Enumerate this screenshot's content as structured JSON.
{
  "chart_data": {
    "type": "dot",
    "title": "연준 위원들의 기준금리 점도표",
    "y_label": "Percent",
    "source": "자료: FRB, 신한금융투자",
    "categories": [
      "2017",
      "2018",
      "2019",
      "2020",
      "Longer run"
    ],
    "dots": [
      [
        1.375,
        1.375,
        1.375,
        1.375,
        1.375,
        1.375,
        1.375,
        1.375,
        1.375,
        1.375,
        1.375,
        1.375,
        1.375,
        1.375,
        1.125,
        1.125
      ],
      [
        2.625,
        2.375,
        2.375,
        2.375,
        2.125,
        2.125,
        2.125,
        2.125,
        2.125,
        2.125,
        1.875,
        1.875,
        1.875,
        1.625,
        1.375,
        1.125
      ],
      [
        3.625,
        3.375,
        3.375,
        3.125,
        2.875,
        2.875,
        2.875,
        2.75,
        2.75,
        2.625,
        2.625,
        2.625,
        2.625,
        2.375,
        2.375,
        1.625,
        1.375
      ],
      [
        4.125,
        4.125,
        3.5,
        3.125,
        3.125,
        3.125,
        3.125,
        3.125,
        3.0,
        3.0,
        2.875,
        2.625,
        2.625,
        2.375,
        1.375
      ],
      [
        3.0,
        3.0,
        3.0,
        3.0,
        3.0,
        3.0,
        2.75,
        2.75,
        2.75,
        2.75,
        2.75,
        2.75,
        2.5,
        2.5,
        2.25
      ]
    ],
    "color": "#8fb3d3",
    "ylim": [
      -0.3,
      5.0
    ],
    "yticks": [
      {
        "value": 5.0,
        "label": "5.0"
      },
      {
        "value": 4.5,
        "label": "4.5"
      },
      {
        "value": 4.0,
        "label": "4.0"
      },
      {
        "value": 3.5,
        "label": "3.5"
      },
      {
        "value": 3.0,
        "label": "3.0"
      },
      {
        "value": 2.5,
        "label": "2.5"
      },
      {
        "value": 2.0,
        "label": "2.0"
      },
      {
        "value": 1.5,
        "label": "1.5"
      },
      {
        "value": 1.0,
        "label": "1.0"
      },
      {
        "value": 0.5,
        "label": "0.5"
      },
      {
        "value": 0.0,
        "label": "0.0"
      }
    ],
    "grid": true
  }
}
•••••
• **Problem statement**
From the first line to the last, please quote the material above exactly.

• **Reply**
Enumerate this screenshot's content as structured JSON.
{
  "chart_data": {
    "type": "dot",
    "title": "연준 위원들의 기준금리 점도표",
    "y_label": "Percent",
    "source": "자료: FRB, 신한금융투자",
    "categories": [
      "2017",
      "2018",
      "2019",
      "2020",
      "Longer run"
    ],
    "dots": [
      [
        1.375,
        1.375,
        1.375,
        1.375,
        1.375,
        1.375,
        1.375,
        1.375,
        1.375,
        1.375,
        1.375,
        1.375,
        1.375,
        1.375,
        1.125,
        1.125
      ],
      [
        2.625,
        2.375,
        2.375,
        2.375,
        2.125,
        2.125,
        2.125,
        2.125,
        2.125,
        2.125,
        1.875,
        1.875,
        1.875,
        1.625,
        1.375,
        1.125
      ],
      [
        3.625,
        3.375,
        3.375,
        3.125,
        2.875,
        2.875,
        2.875,
        2.75,
        2.75,
        2.625,
        2.625,
        2.625,
        2.625,
        2.375,
        2.375,
        1.625,
        1.375
      ],
      [
        4.125,
        4.125,
        3.5,
        3.125,
        3.125,
        3.125,
        3.125,
        3.125,
        3.0,
        3.0,
        2.875,
        2.625,
        2.625,
        2.375,
        1.375
      ],
      [
        3.0,
        3.0,
        3.0,
        3.0,
        3.0,
        3.0,
        2.75,
        2.75,
        2.75,
        2.75,
        2.75,
        2.75,
        2.5,
        2.5,
        2.25
      ]
    ],
    "color": "#8fb3d3",
    "ylim": [
      -0.3,
      5.0
    ],
    "yticks": [
      {
        "value": 5.0,
        "label": "5.0"
      },
      {
        "value": 4.5,
        "label": "4.5"
      },
      {
        "value": 4.0,
        "label": "4.0"
      },
      {
        "value": 3.5,
        "label": "3.5"
      },
      {
        "value": 3.0,
        "label": "3.0"
      },
      {
        "value": 2.5,
        "label": "2.5"
      },
      {
        "value": 2.0,
        "label": "2.0"
      },
      {
        "value": 1.5,
        "label": "1.5"
      },
      {
        "value": 1.0,
        "label": "1.0"
      },
      {
        "value": 0.5,
        "label": "0.5"
      },
      {
        "value": 0.0,
        "label": "0.0"
      }
    ],
    "grid": true
  }
}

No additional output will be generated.